### DATA SUPPLIED
----

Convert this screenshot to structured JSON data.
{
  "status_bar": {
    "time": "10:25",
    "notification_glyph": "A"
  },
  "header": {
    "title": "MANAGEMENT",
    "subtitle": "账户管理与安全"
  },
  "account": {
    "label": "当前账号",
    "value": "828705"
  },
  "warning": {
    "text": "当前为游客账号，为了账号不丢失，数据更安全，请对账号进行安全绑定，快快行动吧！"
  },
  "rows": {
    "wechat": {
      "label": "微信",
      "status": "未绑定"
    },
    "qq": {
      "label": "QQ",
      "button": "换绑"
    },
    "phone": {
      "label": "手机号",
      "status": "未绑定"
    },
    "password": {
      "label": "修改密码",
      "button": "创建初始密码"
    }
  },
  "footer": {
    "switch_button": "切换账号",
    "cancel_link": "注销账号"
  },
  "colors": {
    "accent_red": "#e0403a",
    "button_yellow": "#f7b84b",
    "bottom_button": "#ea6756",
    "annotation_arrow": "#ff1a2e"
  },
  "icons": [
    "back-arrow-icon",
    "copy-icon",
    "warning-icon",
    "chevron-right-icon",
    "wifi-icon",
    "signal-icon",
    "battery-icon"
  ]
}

----

### PROBLEM STATEMENT
Repeat each entry word for word.

### RESPONSE BELOW
Convert this screenshot to structured JSON data.
{
  "status_bar": {
    "time": "10:25",
    "notification_glyph": "A"
  },
  "header": {
    "title": "MANAGEMENT",
    "subtitle": "账户管理与安全"
  },
  "account": {
    "label": "当前账号",
    "value": "828705"
  },
  "warning": {
    "text": "当前为游客账号，为了账号不丢失，数据更安全，请对账号进行安全绑定，快快行动吧！"
  },
  "rows": {
    "wechat": {
      "label": "微信",
      "status": "未绑定"
    },
    "qq": {
      "label": "QQ",
      "button": "换绑"
    },
    "phone": {
      "label": "手机号",
      "status": "未绑定"
    },
    "password": {
      "label": "修改密码",
      "button": "创建初始密码"
    }
  },
  "footer": {
    "switch_button": "切换账号",
    "cancel_link": "注销账号"
  },
  "colors": {
    "accent_red": "#e0403a",
    "button_yellow": "#f7b84b",
    "bottom_button": "#ea6756",
    "annotation_arrow": "#ff1a2e"
  },
  "icons": [
    "back-arrow-icon",
    "copy-icon",
    "warning-icon",
    "chevron-right-icon",
    "wifi-icon",
    "signal-icon",
    "battery-icon"
  ]
}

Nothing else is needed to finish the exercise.